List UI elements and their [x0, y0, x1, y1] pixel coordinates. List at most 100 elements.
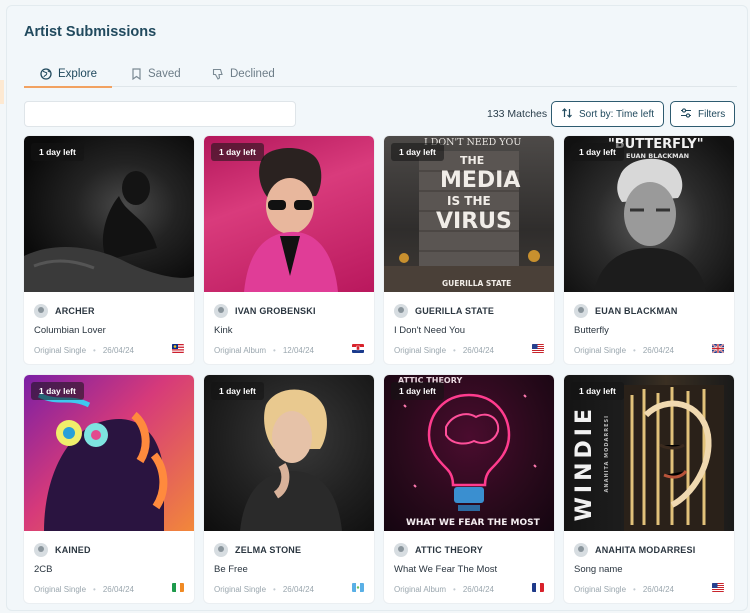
submission-card[interactable]: "BUTTERFLY" EUAN BLACKMAN 1 day left EUA… [564, 136, 734, 364]
globe-icon [40, 67, 52, 80]
song-title: What We Fear The Most [394, 564, 498, 575]
submissions-panel: Artist Submissions Explore Saved Decline… [6, 5, 748, 611]
album-art[interactable]: "BUTTERFLY" EUAN BLACKMAN 1 day left [564, 136, 734, 292]
filters-button[interactable]: Filters [670, 101, 736, 127]
sort-label: Sort by: Time left [579, 108, 655, 120]
song-title: Columbian Lover [34, 325, 106, 336]
release-date: 26/04/24 [642, 585, 674, 594]
submission-card[interactable]: ATTIC THEORY WHAT WE FEAR THE MOST 1 day… [384, 375, 554, 603]
flag-malaysia-icon [172, 344, 184, 353]
submission-card[interactable]: 1 day left ARCHER Columbian Lover Origin… [24, 136, 194, 364]
avatar [214, 543, 228, 557]
artist-name[interactable]: ATTIC THEORY [415, 545, 483, 555]
release-meta: Original Album • 26/04/24 [394, 583, 544, 594]
release-date: 26/04/24 [282, 585, 314, 594]
artist-name[interactable]: GUERILLA STATE [415, 306, 494, 316]
submission-card[interactable]: I DON'T NEED YOU THE MEDIA IS THE VIRUS … [384, 136, 554, 364]
artist-name[interactable]: IVAN GROBENSKI [235, 306, 316, 316]
tab-explore[interactable]: Explore [24, 61, 112, 88]
release-type: Original Album [394, 585, 447, 594]
avatar [574, 304, 588, 318]
release-type: Original Single [34, 585, 87, 594]
release-meta: Original Single • 26/04/24 [214, 583, 364, 594]
song-title: Butterfly [574, 325, 609, 336]
album-art[interactable]: 1 day left [24, 136, 194, 292]
art-cover-text: ANAHITA MODARRESI [604, 415, 610, 493]
submission-card[interactable]: 1 day left IVAN GROBENSKI Kink Original … [204, 136, 374, 364]
art-cover-text: GUERILLA STATE [442, 279, 512, 288]
artist-name[interactable]: ANAHITA MODARRESI [595, 545, 695, 555]
release-type: Original Single [574, 585, 627, 594]
release-date: 26/04/24 [102, 585, 134, 594]
time-left-badge: 1 day left [211, 382, 264, 400]
tab-label: Explore [58, 67, 97, 80]
tab-saved[interactable]: Saved [131, 61, 181, 87]
release-type: Original Single [214, 585, 267, 594]
artist-name[interactable]: EUAN BLACKMAN [595, 306, 678, 316]
album-art[interactable]: I DON'T NEED YOU THE MEDIA IS THE VIRUS … [384, 136, 554, 292]
release-date: 12/04/24 [282, 346, 314, 355]
sliders-icon [680, 107, 692, 122]
album-art[interactable]: 1 day left [204, 136, 374, 292]
tab-label: Declined [230, 68, 275, 80]
album-art[interactable]: ATTIC THEORY WHAT WE FEAR THE MOST 1 day… [384, 375, 554, 531]
flag-croatia-icon [352, 344, 364, 353]
release-meta: Original Single • 26/04/24 [574, 344, 724, 355]
avatar [214, 304, 228, 318]
submission-card[interactable]: 1 day left KAINED 2CB Original Single • 26… [24, 375, 194, 603]
tab-bar: Explore Saved Declined [24, 61, 737, 88]
avatar [394, 304, 408, 318]
release-meta: Original Single • 26/04/24 [394, 344, 544, 355]
avatar [34, 543, 48, 557]
flag-uk-icon [712, 344, 724, 353]
thumbs-down-icon [212, 68, 224, 80]
album-art[interactable]: 1 day left [24, 375, 194, 531]
match-count: 133 Matches [487, 108, 548, 120]
song-title: Kink [214, 325, 233, 336]
artist-name[interactable]: KAINED [55, 545, 91, 555]
song-title: I Don't Need You [394, 325, 466, 336]
search-input[interactable] [24, 101, 296, 127]
release-type: Original Single [574, 346, 627, 355]
art-cover-text: WINDIE [572, 405, 597, 522]
album-art[interactable]: WINDIE ANAHITA MODARRESI 1 day left [564, 375, 734, 531]
flag-france-icon [532, 583, 544, 592]
avatar [394, 543, 408, 557]
tab-declined[interactable]: Declined [212, 61, 275, 87]
release-type: Original Single [34, 346, 87, 355]
release-type: Original Album [214, 346, 267, 355]
sort-button[interactable]: Sort by: Time left [551, 101, 665, 127]
art-cover-text: MEDIA [440, 168, 521, 193]
release-date: 26/04/24 [642, 346, 674, 355]
sort-arrows-icon [561, 107, 573, 122]
release-date: 26/04/24 [462, 585, 494, 594]
submission-card[interactable]: WINDIE ANAHITA MODARRESI 1 day left ANAH… [564, 375, 734, 603]
submission-card[interactable]: 1 day left ZELMA STONE Be Free Original … [204, 375, 374, 603]
time-left-badge: 1 day left [391, 382, 444, 400]
time-left-badge: 1 day left [31, 143, 84, 161]
release-meta: Original Single • 26/04/24 [574, 583, 724, 594]
edge-accent [0, 80, 4, 104]
song-title: 2CB [34, 564, 53, 575]
time-left-badge: 1 day left [31, 382, 84, 400]
release-date: 26/04/24 [462, 346, 494, 355]
song-title: Song name [574, 564, 623, 575]
filters-label: Filters [698, 108, 726, 120]
artist-name[interactable]: ZELMA STONE [235, 545, 301, 555]
flag-usa-icon [532, 344, 544, 353]
artist-name[interactable]: ARCHER [55, 306, 95, 316]
avatar [574, 543, 588, 557]
release-meta: Original Single • 26/04/24 [34, 583, 184, 594]
album-art[interactable]: 1 day left [204, 375, 374, 531]
release-meta: Original Single • 26/04/24 [34, 344, 184, 355]
art-cover-text: IS THE [447, 194, 491, 208]
release-date: 26/04/24 [102, 346, 134, 355]
art-cover-text: WHAT WE FEAR THE MOST [406, 518, 540, 528]
flag-guatemala-icon [352, 583, 364, 592]
avatar [34, 304, 48, 318]
flag-ireland-icon [172, 583, 184, 592]
art-cover-text: THE [460, 154, 485, 167]
time-left-badge: 1 day left [211, 143, 264, 161]
time-left-badge: 1 day left [391, 143, 444, 161]
page-title: Artist Submissions [24, 24, 157, 40]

::::::::::

PROBLEM DESCRIPTION | Where a picture appears, skip it and copy the rest of the data word for word.

WRITTEN ANSWER |
List UI elements and their [x0, y0, x1, y1] pixel coordinates. List at most 100 elements.
submission-card[interactable]: "BUTTERFLY" EUAN BLACKMAN 1 day left EUA… [564, 136, 734, 364]
globe-icon [40, 67, 52, 80]
song-title: What We Fear The Most [394, 564, 498, 575]
submissions-panel: Artist Submissions Explore Saved Decline… [6, 5, 748, 611]
album-art[interactable]: "BUTTERFLY" EUAN BLACKMAN 1 day left [564, 136, 734, 292]
filters-button[interactable]: Filters [670, 101, 736, 127]
sort-label: Sort by: Time left [579, 108, 655, 120]
song-title: Columbian Lover [34, 325, 106, 336]
release-date: 26/04/24 [642, 585, 674, 594]
submission-card[interactable]: ATTIC THEORY WHAT WE FEAR THE MOST 1 day… [384, 375, 554, 603]
flag-malaysia-icon [172, 344, 184, 353]
submission-card[interactable]: 1 day left ARCHER Columbian Lover Origin… [24, 136, 194, 364]
avatar [214, 543, 228, 557]
artist-name[interactable]: ATTIC THEORY [415, 545, 483, 555]
release-meta: Original Album • 26/04/24 [394, 583, 544, 594]
release-date: 26/04/24 [282, 585, 314, 594]
artist-name[interactable]: GUERILLA STATE [415, 306, 494, 316]
submission-card[interactable]: I DON'T NEED YOU THE MEDIA IS THE VIRUS … [384, 136, 554, 364]
artist-name[interactable]: IVAN GROBENSKI [235, 306, 316, 316]
tab-explore[interactable]: Explore [24, 61, 112, 88]
release-type: Original Album [394, 585, 447, 594]
avatar [574, 304, 588, 318]
release-type: Original Single [34, 585, 87, 594]
release-meta: Original Single • 26/04/24 [214, 583, 364, 594]
song-title: Butterfly [574, 325, 609, 336]
album-art[interactable]: 1 day left [24, 136, 194, 292]
art-cover-text: ANAHITA MODARRESI [604, 415, 610, 493]
submission-card[interactable]: 1 day left IVAN GROBENSKI Kink Original … [204, 136, 374, 364]
art-cover-text: GUERILLA STATE [442, 279, 512, 288]
artist-name[interactable]: ANAHITA MODARRESI [595, 545, 695, 555]
release-type: Original Single [574, 585, 627, 594]
release-date: 26/04/24 [102, 585, 134, 594]
time-left-badge: 1 day left [211, 382, 264, 400]
tab-label: Explore [58, 67, 97, 80]
tab-saved[interactable]: Saved [131, 61, 181, 87]
release-type: Original Single [214, 585, 267, 594]
artist-name[interactable]: EUAN BLACKMAN [595, 306, 678, 316]
album-art[interactable]: I DON'T NEED YOU THE MEDIA IS THE VIRUS … [384, 136, 554, 292]
release-date: 12/04/24 [282, 346, 314, 355]
sliders-icon [680, 107, 692, 122]
album-art[interactable]: 1 day left [204, 136, 374, 292]
tab-label: Declined [230, 68, 275, 80]
album-art[interactable]: ATTIC THEORY WHAT WE FEAR THE MOST 1 day… [384, 375, 554, 531]
flag-croatia-icon [352, 344, 364, 353]
release-meta: Original Single • 26/04/24 [574, 344, 724, 355]
avatar [214, 304, 228, 318]
submission-card[interactable]: 1 day left KAINED 2CB Original Single • 26… [24, 375, 194, 603]
tab-bar: Explore Saved Declined [24, 61, 737, 88]
avatar [394, 304, 408, 318]
release-meta: Original Single • 26/04/24 [394, 344, 544, 355]
avatar [34, 543, 48, 557]
flag-uk-icon [712, 344, 724, 353]
thumbs-down-icon [212, 68, 224, 80]
album-art[interactable]: 1 day left [24, 375, 194, 531]
match-count: 133 Matches [487, 108, 548, 120]
song-title: Kink [214, 325, 233, 336]
artist-name[interactable]: KAINED [55, 545, 91, 555]
song-title: I Don't Need You [394, 325, 466, 336]
search-input[interactable] [24, 101, 296, 127]
release-type: Original Single [574, 346, 627, 355]
art-cover-text: WINDIE [572, 405, 597, 522]
album-art[interactable]: WINDIE ANAHITA MODARRESI 1 day left [564, 375, 734, 531]
flag-france-icon [532, 583, 544, 592]
avatar [394, 543, 408, 557]
tab-declined[interactable]: Declined [212, 61, 275, 87]
release-type: Original Single [34, 346, 87, 355]
release-type: Original Album [214, 346, 267, 355]
sort-button[interactable]: Sort by: Time left [551, 101, 665, 127]
art-cover-text: MEDIA [440, 168, 521, 193]
release-date: 26/04/24 [642, 346, 674, 355]
sort-arrows-icon [561, 107, 573, 122]
release-date: 26/04/24 [462, 585, 494, 594]
submission-card[interactable]: WINDIE ANAHITA MODARRESI 1 day left ANAH… [564, 375, 734, 603]
submission-card[interactable]: 1 day left ZELMA STONE Be Free Original … [204, 375, 374, 603]
time-left-badge: 1 day left [391, 382, 444, 400]
time-left-badge: 1 day left [31, 143, 84, 161]
release-meta: Original Single • 26/04/24 [574, 583, 724, 594]
edge-accent [0, 80, 4, 104]
song-title: 2CB [34, 564, 53, 575]
time-left-badge: 1 day left [31, 382, 84, 400]
release-date: 26/04/24 [462, 346, 494, 355]
song-title: Song name [574, 564, 623, 575]
filters-label: Filters [698, 108, 726, 120]
artist-name[interactable]: ZELMA STONE [235, 545, 301, 555]
flag-usa-icon [532, 344, 544, 353]
artist-name[interactable]: ARCHER [55, 306, 95, 316]
avatar [574, 543, 588, 557]
release-meta: Original Single • 26/04/24 [34, 583, 184, 594]
album-art[interactable]: 1 day left [204, 375, 374, 531]
release-meta: Original Single • 26/04/24 [34, 344, 184, 355]
art-cover-text: IS THE [447, 194, 491, 208]
release-date: 26/04/24 [102, 346, 134, 355]
art-cover-text: WHAT WE FEAR THE MOST [406, 518, 540, 528]
flag-guatemala-icon [352, 583, 364, 592]
avatar [34, 304, 48, 318]
flag-ireland-icon [172, 583, 184, 592]
art-cover-text: THE [460, 154, 485, 167]
time-left-badge: 1 day left [211, 143, 264, 161]
time-left-badge: 1 day left [391, 143, 444, 161]
page-title: Artist Submissions [24, 24, 157, 40]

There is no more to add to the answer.